Aim: Will you transcribe the entries that follow, exactly and in full?

---- Given records

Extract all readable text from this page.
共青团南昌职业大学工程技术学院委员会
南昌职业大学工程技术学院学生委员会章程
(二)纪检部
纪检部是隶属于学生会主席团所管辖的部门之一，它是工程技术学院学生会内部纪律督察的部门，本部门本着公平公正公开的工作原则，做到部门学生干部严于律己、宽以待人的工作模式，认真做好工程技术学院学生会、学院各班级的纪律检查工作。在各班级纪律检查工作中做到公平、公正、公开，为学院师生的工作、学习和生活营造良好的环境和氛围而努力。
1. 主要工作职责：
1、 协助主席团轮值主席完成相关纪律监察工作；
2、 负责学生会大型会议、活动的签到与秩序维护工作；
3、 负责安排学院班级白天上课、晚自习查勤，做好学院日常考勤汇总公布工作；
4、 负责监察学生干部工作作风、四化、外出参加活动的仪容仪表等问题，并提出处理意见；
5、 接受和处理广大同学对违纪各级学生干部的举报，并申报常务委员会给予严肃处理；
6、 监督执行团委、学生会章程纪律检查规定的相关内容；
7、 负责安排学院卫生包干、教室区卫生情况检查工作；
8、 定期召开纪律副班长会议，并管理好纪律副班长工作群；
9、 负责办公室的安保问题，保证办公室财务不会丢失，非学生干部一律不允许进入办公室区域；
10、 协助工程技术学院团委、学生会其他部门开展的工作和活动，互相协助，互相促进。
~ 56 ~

--------

Solution to the problem:
Extract all readable text from this page.
共青团南昌职业大学工程技术学院委员会
南昌职业大学工程技术学院学生委员会章程
(二)纪检部
纪检部是隶属于学生会主席团所管辖的部门之一，它是工程技术学院学生会内部纪律督察的部门，本部门本着公平公正公开的工作原则，做到部门学生干部严于律己、宽以待人的工作模式，认真做好工程技术学院学生会、学院各班级的纪律检查工作。在各班级纪律检查工作中做到公平、公正、公开，为学院师生的工作、学习和生活营造良好的环境和氛围而努力。
1. 主要工作职责：
1、 协助主席团轮值主席完成相关纪律监察工作；
2、 负责学生会大型会议、活动的签到与秩序维护工作；
3、 负责安排学院班级白天上课、晚自习查勤，做好学院日常考勤汇总公布工作；
4、 负责监察学生干部工作作风、四化、外出参加活动的仪容仪表等问题，并提出处理意见；
5、 接受和处理广大同学对违纪各级学生干部的举报，并申报常务委员会给予严肃处理；
6、 监督执行团委、学生会章程纪律检查规定的相关内容；
7、 负责安排学院卫生包干、教室区卫生情况检查工作；
8、 定期召开纪律副班长会议，并管理好纪律副班长工作群；
9、 负责办公室的安保问题，保证办公室财务不会丢失，非学生干部一律不允许进入办公室区域；
10、 协助工程技术学院团委、学生会其他部门开展的工作和活动，互相协助，互相促进。
~ 56 ~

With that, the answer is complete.